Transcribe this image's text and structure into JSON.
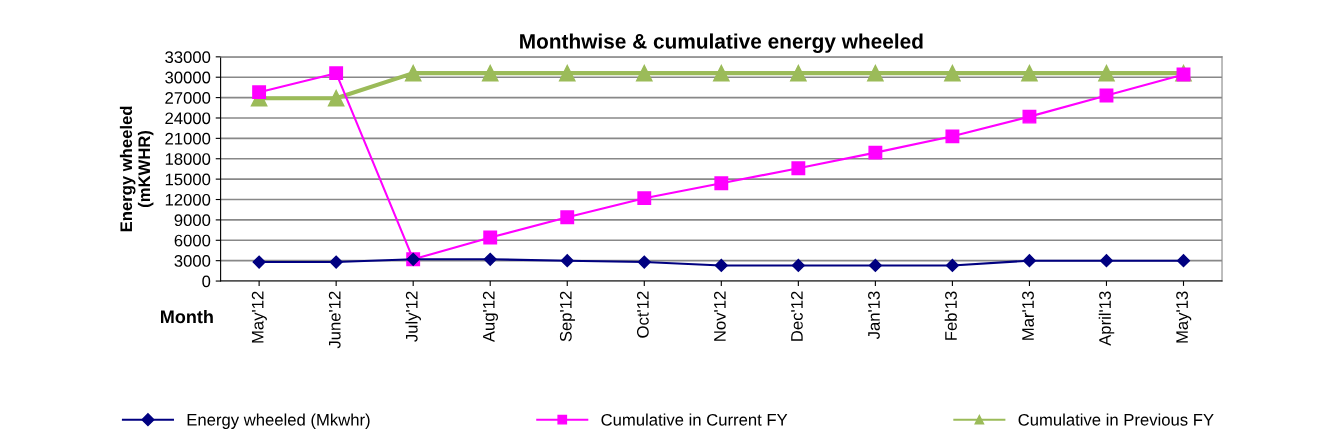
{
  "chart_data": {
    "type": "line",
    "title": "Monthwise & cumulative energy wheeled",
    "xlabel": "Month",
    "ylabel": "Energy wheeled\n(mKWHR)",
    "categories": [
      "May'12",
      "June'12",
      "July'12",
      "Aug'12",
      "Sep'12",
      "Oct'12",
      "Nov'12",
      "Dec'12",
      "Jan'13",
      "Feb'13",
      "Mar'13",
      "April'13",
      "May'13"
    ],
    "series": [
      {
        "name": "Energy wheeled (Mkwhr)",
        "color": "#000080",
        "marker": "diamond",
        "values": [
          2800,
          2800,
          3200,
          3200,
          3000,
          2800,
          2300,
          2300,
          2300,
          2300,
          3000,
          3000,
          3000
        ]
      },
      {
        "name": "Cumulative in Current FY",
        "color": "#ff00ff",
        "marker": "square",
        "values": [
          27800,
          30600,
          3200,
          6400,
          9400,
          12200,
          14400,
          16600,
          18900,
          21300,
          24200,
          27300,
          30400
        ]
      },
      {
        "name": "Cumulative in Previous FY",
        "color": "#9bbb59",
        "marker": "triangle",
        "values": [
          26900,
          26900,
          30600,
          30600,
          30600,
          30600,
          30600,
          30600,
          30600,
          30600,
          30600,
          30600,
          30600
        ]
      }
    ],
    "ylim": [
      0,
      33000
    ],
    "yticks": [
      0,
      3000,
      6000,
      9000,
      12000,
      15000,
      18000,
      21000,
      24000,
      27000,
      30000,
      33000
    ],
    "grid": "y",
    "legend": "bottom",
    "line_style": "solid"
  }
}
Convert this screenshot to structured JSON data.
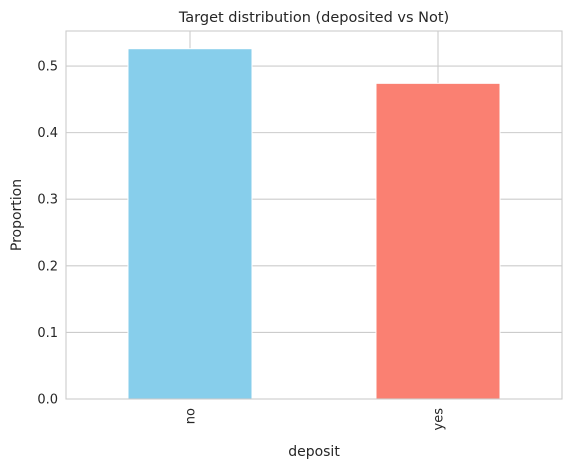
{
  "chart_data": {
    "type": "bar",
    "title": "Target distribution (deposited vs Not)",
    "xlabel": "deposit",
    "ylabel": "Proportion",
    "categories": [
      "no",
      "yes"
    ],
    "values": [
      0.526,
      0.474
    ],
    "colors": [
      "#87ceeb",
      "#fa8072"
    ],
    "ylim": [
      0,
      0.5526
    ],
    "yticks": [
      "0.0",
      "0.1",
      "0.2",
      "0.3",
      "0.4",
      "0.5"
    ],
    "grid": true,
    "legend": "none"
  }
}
● ● ● ● ●
Work instructions:
Repeat the data exactly, without the pictures.

Exercise output:
Transcribe this image's text and structure into JSON.
{
  "chart_data": {
    "type": "line",
    "title": "Monthwise & cumulative energy wheeled",
    "xlabel": "Month",
    "ylabel": "Energy wheeled\n(mKWHR)",
    "categories": [
      "May'12",
      "June'12",
      "July'12",
      "Aug'12",
      "Sep'12",
      "Oct'12",
      "Nov'12",
      "Dec'12",
      "Jan'13",
      "Feb'13",
      "Mar'13",
      "April'13",
      "May'13"
    ],
    "series": [
      {
        "name": "Energy wheeled (Mkwhr)",
        "color": "#000080",
        "marker": "diamond",
        "values": [
          2800,
          2800,
          3200,
          3200,
          3000,
          2800,
          2300,
          2300,
          2300,
          2300,
          3000,
          3000,
          3000
        ]
      },
      {
        "name": "Cumulative in Current FY",
        "color": "#ff00ff",
        "marker": "square",
        "values": [
          27800,
          30600,
          3200,
          6400,
          9400,
          12200,
          14400,
          16600,
          18900,
          21300,
          24200,
          27300,
          30400
        ]
      },
      {
        "name": "Cumulative in Previous FY",
        "color": "#9bbb59",
        "marker": "triangle",
        "values": [
          26900,
          26900,
          30600,
          30600,
          30600,
          30600,
          30600,
          30600,
          30600,
          30600,
          30600,
          30600,
          30600
        ]
      }
    ],
    "ylim": [
      0,
      33000
    ],
    "yticks": [
      0,
      3000,
      6000,
      9000,
      12000,
      15000,
      18000,
      21000,
      24000,
      27000,
      30000,
      33000
    ],
    "grid": "y",
    "legend": "bottom",
    "line_style": "solid"
  }
}
Convert this screenshot to structured JSON data.
{
  "chart_data": {
    "type": "bar",
    "title": "Target distribution (deposited vs Not)",
    "xlabel": "deposit",
    "ylabel": "Proportion",
    "categories": [
      "no",
      "yes"
    ],
    "values": [
      0.526,
      0.474
    ],
    "colors": [
      "#87ceeb",
      "#fa8072"
    ],
    "ylim": [
      0,
      0.5526
    ],
    "yticks": [
      "0.0",
      "0.1",
      "0.2",
      "0.3",
      "0.4",
      "0.5"
    ],
    "grid": true,
    "legend": "none"
  }
}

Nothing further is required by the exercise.